Collected data:
---*---
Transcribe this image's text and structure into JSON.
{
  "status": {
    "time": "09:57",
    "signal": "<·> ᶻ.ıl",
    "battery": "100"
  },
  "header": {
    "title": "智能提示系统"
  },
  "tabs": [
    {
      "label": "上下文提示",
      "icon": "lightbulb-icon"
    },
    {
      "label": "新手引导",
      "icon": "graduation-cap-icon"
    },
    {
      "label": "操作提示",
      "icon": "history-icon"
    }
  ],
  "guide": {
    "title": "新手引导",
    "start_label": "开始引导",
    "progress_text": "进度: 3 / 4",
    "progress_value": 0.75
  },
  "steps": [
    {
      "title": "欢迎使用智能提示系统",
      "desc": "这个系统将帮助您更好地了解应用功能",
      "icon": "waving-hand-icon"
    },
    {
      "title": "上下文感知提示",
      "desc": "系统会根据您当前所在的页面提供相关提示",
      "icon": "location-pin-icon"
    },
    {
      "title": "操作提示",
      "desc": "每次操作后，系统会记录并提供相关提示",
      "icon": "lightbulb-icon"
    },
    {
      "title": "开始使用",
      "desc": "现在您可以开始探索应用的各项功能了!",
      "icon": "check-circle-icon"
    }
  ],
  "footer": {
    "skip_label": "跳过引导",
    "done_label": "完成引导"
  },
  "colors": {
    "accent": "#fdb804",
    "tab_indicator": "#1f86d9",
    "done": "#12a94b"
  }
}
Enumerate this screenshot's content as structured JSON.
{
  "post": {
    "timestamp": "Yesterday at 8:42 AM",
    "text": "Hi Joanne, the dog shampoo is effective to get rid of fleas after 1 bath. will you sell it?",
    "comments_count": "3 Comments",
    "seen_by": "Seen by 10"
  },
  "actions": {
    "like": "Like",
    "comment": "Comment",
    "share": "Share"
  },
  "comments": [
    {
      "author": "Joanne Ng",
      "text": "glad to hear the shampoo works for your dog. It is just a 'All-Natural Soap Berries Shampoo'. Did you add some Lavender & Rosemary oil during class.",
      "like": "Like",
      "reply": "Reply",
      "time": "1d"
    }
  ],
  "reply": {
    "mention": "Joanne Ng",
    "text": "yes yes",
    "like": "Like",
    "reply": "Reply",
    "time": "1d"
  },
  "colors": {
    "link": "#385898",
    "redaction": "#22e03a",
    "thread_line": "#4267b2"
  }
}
---*---
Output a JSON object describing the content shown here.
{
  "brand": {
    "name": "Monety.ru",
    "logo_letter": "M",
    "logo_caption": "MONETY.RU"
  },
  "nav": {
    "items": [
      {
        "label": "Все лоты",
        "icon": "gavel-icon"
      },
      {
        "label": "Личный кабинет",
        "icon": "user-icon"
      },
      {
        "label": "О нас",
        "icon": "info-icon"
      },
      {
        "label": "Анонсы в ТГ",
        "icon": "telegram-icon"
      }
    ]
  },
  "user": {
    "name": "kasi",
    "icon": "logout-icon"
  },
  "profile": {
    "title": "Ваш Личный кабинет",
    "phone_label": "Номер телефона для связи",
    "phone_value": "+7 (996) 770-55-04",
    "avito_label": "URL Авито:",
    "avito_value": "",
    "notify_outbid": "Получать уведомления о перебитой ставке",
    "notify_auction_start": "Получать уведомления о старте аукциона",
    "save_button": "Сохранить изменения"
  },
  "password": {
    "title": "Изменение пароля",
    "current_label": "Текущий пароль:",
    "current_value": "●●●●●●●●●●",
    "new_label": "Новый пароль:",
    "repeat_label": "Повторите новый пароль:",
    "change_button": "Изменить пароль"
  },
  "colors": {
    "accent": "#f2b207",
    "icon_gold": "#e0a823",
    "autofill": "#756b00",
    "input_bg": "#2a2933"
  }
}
---*---
◆ TO DO: Nothing but a number is needed here: how many lines hold the string "Joanne"?

◆ TASK ANSWER: 3